* **Brief**: Every line of the material that follows must be printed again exactly.

* **Extracted records**:
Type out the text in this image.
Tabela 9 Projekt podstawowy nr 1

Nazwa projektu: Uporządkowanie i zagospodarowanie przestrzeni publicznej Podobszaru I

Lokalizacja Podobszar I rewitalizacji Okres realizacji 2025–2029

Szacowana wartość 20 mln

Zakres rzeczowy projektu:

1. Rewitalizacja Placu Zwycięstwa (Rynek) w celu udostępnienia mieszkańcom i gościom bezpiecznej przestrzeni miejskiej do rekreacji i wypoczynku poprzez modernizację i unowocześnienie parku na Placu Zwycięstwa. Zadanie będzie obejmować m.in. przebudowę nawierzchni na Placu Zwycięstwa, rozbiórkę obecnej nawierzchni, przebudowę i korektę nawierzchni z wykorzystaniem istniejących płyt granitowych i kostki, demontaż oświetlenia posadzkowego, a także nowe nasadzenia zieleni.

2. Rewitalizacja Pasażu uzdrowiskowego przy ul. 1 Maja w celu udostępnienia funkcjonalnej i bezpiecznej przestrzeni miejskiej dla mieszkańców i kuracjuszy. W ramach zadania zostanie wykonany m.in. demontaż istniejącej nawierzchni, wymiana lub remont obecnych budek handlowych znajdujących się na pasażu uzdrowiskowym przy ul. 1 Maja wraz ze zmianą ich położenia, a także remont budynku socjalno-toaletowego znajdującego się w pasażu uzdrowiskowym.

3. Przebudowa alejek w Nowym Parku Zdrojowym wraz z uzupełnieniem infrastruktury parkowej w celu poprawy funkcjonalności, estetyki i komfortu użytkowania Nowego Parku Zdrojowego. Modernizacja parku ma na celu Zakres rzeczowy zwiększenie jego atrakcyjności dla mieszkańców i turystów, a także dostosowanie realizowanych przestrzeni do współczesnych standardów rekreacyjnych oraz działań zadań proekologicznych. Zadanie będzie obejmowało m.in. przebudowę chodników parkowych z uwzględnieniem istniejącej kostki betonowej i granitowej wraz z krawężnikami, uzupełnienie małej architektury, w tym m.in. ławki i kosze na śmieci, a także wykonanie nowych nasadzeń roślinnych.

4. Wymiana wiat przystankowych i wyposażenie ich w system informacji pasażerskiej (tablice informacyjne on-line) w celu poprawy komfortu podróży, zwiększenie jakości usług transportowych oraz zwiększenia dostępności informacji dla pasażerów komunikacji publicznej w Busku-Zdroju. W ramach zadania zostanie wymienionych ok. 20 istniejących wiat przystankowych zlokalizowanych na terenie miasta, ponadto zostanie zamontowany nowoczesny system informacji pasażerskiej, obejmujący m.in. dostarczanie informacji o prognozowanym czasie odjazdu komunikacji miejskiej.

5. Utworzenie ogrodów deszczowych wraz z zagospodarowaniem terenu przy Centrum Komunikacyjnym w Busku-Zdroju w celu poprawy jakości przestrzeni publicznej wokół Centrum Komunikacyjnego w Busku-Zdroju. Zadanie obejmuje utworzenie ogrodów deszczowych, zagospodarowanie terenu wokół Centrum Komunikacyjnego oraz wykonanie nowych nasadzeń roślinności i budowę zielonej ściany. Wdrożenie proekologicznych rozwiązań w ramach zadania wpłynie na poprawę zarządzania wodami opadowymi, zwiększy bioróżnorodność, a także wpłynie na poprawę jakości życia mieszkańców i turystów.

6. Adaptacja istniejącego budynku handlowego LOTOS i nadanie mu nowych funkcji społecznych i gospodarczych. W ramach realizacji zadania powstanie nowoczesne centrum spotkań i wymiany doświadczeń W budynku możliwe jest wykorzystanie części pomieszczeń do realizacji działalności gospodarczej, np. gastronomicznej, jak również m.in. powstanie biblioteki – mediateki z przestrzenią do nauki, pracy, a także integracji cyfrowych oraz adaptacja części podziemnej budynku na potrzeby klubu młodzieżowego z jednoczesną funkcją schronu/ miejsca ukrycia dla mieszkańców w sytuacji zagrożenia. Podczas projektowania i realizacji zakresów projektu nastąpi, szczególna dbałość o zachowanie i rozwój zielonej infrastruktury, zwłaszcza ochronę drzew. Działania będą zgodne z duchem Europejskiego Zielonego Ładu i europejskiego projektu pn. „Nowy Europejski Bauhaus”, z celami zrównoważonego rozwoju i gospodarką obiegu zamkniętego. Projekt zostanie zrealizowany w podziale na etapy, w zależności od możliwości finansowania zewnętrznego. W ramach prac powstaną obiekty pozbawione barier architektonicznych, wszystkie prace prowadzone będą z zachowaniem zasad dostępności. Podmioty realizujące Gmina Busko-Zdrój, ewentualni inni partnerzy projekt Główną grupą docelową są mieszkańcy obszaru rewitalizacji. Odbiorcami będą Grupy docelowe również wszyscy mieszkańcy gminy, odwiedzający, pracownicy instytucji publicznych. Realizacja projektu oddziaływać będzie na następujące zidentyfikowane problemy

* **Answer**:
Type out the text in this image.
Tabela 9 Projekt podstawowy nr 1

Nazwa projektu: Uporządkowanie i zagospodarowanie przestrzeni publicznej Podobszaru I

Lokalizacja Podobszar I rewitalizacji Okres realizacji 2025–2029

Szacowana wartość 20 mln

Zakres rzeczowy projektu:

1. Rewitalizacja Placu Zwycięstwa (Rynek) w celu udostępnienia mieszkańcom i gościom bezpiecznej przestrzeni miejskiej do rekreacji i wypoczynku poprzez modernizację i unowocześnienie parku na Placu Zwycięstwa. Zadanie będzie obejmować m.in. przebudowę nawierzchni na Placu Zwycięstwa, rozbiórkę obecnej nawierzchni, przebudowę i korektę nawierzchni z wykorzystaniem istniejących płyt granitowych i kostki, demontaż oświetlenia posadzkowego, a także nowe nasadzenia zieleni.

2. Rewitalizacja Pasażu uzdrowiskowego przy ul. 1 Maja w celu udostępnienia funkcjonalnej i bezpiecznej przestrzeni miejskiej dla mieszkańców i kuracjuszy. W ramach zadania zostanie wykonany m.in. demontaż istniejącej nawierzchni, wymiana lub remont obecnych budek handlowych znajdujących się na pasażu uzdrowiskowym przy ul. 1 Maja wraz ze zmianą ich położenia, a także remont budynku socjalno-toaletowego znajdującego się w pasażu uzdrowiskowym.

3. Przebudowa alejek w Nowym Parku Zdrojowym wraz z uzupełnieniem infrastruktury parkowej w celu poprawy funkcjonalności, estetyki i komfortu użytkowania Nowego Parku Zdrojowego. Modernizacja parku ma na celu Zakres rzeczowy zwiększenie jego atrakcyjności dla mieszkańców i turystów, a także dostosowanie realizowanych przestrzeni do współczesnych standardów rekreacyjnych oraz działań zadań proekologicznych. Zadanie będzie obejmowało m.in. przebudowę chodników parkowych z uwzględnieniem istniejącej kostki betonowej i granitowej wraz z krawężnikami, uzupełnienie małej architektury, w tym m.in. ławki i kosze na śmieci, a także wykonanie nowych nasadzeń roślinnych.

4. Wymiana wiat przystankowych i wyposażenie ich w system informacji pasażerskiej (tablice informacyjne on-line) w celu poprawy komfortu podróży, zwiększenie jakości usług transportowych oraz zwiększenia dostępności informacji dla pasażerów komunikacji publicznej w Busku-Zdroju. W ramach zadania zostanie wymienionych ok. 20 istniejących wiat przystankowych zlokalizowanych na terenie miasta, ponadto zostanie zamontowany nowoczesny system informacji pasażerskiej, obejmujący m.in. dostarczanie informacji o prognozowanym czasie odjazdu komunikacji miejskiej.

5. Utworzenie ogrodów deszczowych wraz z zagospodarowaniem terenu przy Centrum Komunikacyjnym w Busku-Zdroju w celu poprawy jakości przestrzeni publicznej wokół Centrum Komunikacyjnego w Busku-Zdroju. Zadanie obejmuje utworzenie ogrodów deszczowych, zagospodarowanie terenu wokół Centrum Komunikacyjnego oraz wykonanie nowych nasadzeń roślinności i budowę zielonej ściany. Wdrożenie proekologicznych rozwiązań w ramach zadania wpłynie na poprawę zarządzania wodami opadowymi, zwiększy bioróżnorodność, a także wpłynie na poprawę jakości życia mieszkańców i turystów.

6. Adaptacja istniejącego budynku handlowego LOTOS i nadanie mu nowych funkcji społecznych i gospodarczych. W ramach realizacji zadania powstanie nowoczesne centrum spotkań i wymiany doświadczeń W budynku możliwe jest wykorzystanie części pomieszczeń do realizacji działalności gospodarczej, np. gastronomicznej, jak również m.in. powstanie biblioteki – mediateki z przestrzenią do nauki, pracy, a także integracji cyfrowych oraz adaptacja części podziemnej budynku na potrzeby klubu młodzieżowego z jednoczesną funkcją schronu/ miejsca ukrycia dla mieszkańców w sytuacji zagrożenia. Podczas projektowania i realizacji zakresów projektu nastąpi, szczególna dbałość o zachowanie i rozwój zielonej infrastruktury, zwłaszcza ochronę drzew. Działania będą zgodne z duchem Europejskiego Zielonego Ładu i europejskiego projektu pn. „Nowy Europejski Bauhaus”, z celami zrównoważonego rozwoju i gospodarką obiegu zamkniętego. Projekt zostanie zrealizowany w podziale na etapy, w zależności od możliwości finansowania zewnętrznego. W ramach prac powstaną obiekty pozbawione barier architektonicznych, wszystkie prace prowadzone będą z zachowaniem zasad dostępności. Podmioty realizujące Gmina Busko-Zdrój, ewentualni inni partnerzy projekt Główną grupą docelową są mieszkańcy obszaru rewitalizacji. Odbiorcami będą Grupy docelowe również wszyscy mieszkańcy gminy, odwiedzający, pracownicy instytucji publicznych. Realizacja projektu oddziaływać będzie na następujące zidentyfikowane problemy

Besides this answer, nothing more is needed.